* [Work instructions]: Transcribe the entries that follow, word for word.

Data entries for graphics
====

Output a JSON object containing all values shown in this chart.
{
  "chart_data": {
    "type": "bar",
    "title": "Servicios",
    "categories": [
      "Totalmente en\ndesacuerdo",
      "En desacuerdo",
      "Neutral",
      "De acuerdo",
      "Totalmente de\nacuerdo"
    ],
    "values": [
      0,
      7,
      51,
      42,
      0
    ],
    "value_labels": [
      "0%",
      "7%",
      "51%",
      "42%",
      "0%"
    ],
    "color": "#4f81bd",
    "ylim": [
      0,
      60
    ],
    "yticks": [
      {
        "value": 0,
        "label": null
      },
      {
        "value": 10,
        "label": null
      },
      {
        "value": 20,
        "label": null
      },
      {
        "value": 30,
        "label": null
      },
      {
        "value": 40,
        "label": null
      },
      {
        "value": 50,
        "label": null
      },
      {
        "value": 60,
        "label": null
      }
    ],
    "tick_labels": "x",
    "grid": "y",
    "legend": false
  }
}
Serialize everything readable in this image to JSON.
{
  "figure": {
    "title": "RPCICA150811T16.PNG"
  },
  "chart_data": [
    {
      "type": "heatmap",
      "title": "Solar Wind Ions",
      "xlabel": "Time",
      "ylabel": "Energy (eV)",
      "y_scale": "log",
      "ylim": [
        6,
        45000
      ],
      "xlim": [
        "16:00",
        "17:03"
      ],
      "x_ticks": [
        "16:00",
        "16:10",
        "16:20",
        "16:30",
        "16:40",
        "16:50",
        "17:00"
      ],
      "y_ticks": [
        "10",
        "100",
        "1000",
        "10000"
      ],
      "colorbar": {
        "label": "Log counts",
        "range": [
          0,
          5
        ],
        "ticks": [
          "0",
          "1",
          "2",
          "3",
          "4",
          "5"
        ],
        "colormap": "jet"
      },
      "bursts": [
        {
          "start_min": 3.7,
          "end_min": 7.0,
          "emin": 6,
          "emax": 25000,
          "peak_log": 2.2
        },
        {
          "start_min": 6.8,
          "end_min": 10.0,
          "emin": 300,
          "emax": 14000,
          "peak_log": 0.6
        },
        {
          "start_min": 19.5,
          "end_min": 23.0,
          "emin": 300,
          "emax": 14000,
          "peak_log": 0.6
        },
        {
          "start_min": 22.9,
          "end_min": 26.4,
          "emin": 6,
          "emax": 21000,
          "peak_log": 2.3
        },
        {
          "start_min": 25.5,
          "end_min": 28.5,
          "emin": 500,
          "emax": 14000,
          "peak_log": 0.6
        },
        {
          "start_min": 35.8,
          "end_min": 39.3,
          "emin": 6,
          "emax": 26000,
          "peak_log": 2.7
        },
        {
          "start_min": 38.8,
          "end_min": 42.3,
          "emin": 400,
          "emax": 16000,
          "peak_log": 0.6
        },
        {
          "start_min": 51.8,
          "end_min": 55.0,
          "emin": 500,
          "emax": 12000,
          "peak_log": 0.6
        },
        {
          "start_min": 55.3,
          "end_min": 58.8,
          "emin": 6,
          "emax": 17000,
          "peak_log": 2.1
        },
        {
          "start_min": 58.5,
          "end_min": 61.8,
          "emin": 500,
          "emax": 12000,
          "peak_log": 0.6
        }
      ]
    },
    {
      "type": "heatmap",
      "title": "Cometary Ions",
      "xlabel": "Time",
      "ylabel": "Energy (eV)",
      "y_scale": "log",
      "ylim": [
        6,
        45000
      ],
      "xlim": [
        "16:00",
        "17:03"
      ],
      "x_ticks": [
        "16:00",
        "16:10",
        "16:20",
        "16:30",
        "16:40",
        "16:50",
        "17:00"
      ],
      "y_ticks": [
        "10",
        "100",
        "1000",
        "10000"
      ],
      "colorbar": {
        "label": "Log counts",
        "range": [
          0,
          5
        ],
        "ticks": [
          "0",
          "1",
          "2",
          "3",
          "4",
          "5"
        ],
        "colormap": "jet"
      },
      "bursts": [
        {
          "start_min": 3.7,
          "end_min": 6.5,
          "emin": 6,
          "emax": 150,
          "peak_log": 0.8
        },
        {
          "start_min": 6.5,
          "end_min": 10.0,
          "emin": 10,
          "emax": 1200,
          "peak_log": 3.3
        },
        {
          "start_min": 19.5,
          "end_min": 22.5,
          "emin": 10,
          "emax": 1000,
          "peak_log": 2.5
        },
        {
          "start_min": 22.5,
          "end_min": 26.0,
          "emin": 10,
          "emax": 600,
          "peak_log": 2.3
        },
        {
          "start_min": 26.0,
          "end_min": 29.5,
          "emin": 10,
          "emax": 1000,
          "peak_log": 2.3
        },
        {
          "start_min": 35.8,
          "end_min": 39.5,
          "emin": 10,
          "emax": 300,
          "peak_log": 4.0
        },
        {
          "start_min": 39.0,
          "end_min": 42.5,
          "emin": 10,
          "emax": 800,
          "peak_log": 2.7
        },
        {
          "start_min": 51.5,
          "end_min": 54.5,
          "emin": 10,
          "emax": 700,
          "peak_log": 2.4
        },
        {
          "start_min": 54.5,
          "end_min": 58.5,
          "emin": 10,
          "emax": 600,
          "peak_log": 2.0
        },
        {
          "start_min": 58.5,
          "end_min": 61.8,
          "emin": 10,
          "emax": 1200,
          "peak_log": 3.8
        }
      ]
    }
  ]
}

====

* [The solution]:
Output a JSON object containing all values shown in this chart.
{
  "chart_data": {
    "type": "bar",
    "title": "Servicios",
    "categories": [
      "Totalmente en\ndesacuerdo",
      "En desacuerdo",
      "Neutral",
      "De acuerdo",
      "Totalmente de\nacuerdo"
    ],
    "values": [
      0,
      7,
      51,
      42,
      0
    ],
    "value_labels": [
      "0%",
      "7%",
      "51%",
      "42%",
      "0%"
    ],
    "color": "#4f81bd",
    "ylim": [
      0,
      60
    ],
    "yticks": [
      {
        "value": 0,
        "label": null
      },
      {
        "value": 10,
        "label": null
      },
      {
        "value": 20,
        "label": null
      },
      {
        "value": 30,
        "label": null
      },
      {
        "value": 40,
        "label": null
      },
      {
        "value": 50,
        "label": null
      },
      {
        "value": 60,
        "label": null
      }
    ],
    "tick_labels": "x",
    "grid": "y",
    "legend": false
  }
}
Serialize everything readable in this image to JSON.
{
  "figure": {
    "title": "RPCICA150811T16.PNG"
  },
  "chart_data": [
    {
      "type": "heatmap",
      "title": "Solar Wind Ions",
      "xlabel": "Time",
      "ylabel": "Energy (eV)",
      "y_scale": "log",
      "ylim": [
        6,
        45000
      ],
      "xlim": [
        "16:00",
        "17:03"
      ],
      "x_ticks": [
        "16:00",
        "16:10",
        "16:20",
        "16:30",
        "16:40",
        "16:50",
        "17:00"
      ],
      "y_ticks": [
        "10",
        "100",
        "1000",
        "10000"
      ],
      "colorbar": {
        "label": "Log counts",
        "range": [
          0,
          5
        ],
        "ticks": [
          "0",
          "1",
          "2",
          "3",
          "4",
          "5"
        ],
        "colormap": "jet"
      },
      "bursts": [
        {
          "start_min": 3.7,
          "end_min": 7.0,
          "emin": 6,
          "emax": 25000,
          "peak_log": 2.2
        },
        {
          "start_min": 6.8,
          "end_min": 10.0,
          "emin": 300,
          "emax": 14000,
          "peak_log": 0.6
        },
        {
          "start_min": 19.5,
          "end_min": 23.0,
          "emin": 300,
          "emax": 14000,
          "peak_log": 0.6
        },
        {
          "start_min": 22.9,
          "end_min": 26.4,
          "emin": 6,
          "emax": 21000,
          "peak_log": 2.3
        },
        {
          "start_min": 25.5,
          "end_min": 28.5,
          "emin": 500,
          "emax": 14000,
          "peak_log": 0.6
        },
        {
          "start_min": 35.8,
          "end_min": 39.3,
          "emin": 6,
          "emax": 26000,
          "peak_log": 2.7
        },
        {
          "start_min": 38.8,
          "end_min": 42.3,
          "emin": 400,
          "emax": 16000,
          "peak_log": 0.6
        },
        {
          "start_min": 51.8,
          "end_min": 55.0,
          "emin": 500,
          "emax": 12000,
          "peak_log": 0.6
        },
        {
          "start_min": 55.3,
          "end_min": 58.8,
          "emin": 6,
          "emax": 17000,
          "peak_log": 2.1
        },
        {
          "start_min": 58.5,
          "end_min": 61.8,
          "emin": 500,
          "emax": 12000,
          "peak_log": 0.6
        }
      ]
    },
    {
      "type": "heatmap",
      "title": "Cometary Ions",
      "xlabel": "Time",
      "ylabel": "Energy (eV)",
      "y_scale": "log",
      "ylim": [
        6,
        45000
      ],
      "xlim": [
        "16:00",
        "17:03"
      ],
      "x_ticks": [
        "16:00",
        "16:10",
        "16:20",
        "16:30",
        "16:40",
        "16:50",
        "17:00"
      ],
      "y_ticks": [
        "10",
        "100",
        "1000",
        "10000"
      ],
      "colorbar": {
        "label": "Log counts",
        "range": [
          0,
          5
        ],
        "ticks": [
          "0",
          "1",
          "2",
          "3",
          "4",
          "5"
        ],
        "colormap": "jet"
      },
      "bursts": [
        {
          "start_min": 3.7,
          "end_min": 6.5,
          "emin": 6,
          "emax": 150,
          "peak_log": 0.8
        },
        {
          "start_min": 6.5,
          "end_min": 10.0,
          "emin": 10,
          "emax": 1200,
          "peak_log": 3.3
        },
        {
          "start_min": 19.5,
          "end_min": 22.5,
          "emin": 10,
          "emax": 1000,
          "peak_log": 2.5
        },
        {
          "start_min": 22.5,
          "end_min": 26.0,
          "emin": 10,
          "emax": 600,
          "peak_log": 2.3
        },
        {
          "start_min": 26.0,
          "end_min": 29.5,
          "emin": 10,
          "emax": 1000,
          "peak_log": 2.3
        },
        {
          "start_min": 35.8,
          "end_min": 39.5,
          "emin": 10,
          "emax": 300,
          "peak_log": 4.0
        },
        {
          "start_min": 39.0,
          "end_min": 42.5,
          "emin": 10,
          "emax": 800,
          "peak_log": 2.7
        },
        {
          "start_min": 51.5,
          "end_min": 54.5,
          "emin": 10,
          "emax": 700,
          "peak_log": 2.4
        },
        {
          "start_min": 54.5,
          "end_min": 58.5,
          "emin": 10,
          "emax": 600,
          "peak_log": 2.0
        },
        {
          "start_min": 58.5,
          "end_min": 61.8,
          "emin": 10,
          "emax": 1200,
          "peak_log": 3.8
        }
      ]
    }
  ]
}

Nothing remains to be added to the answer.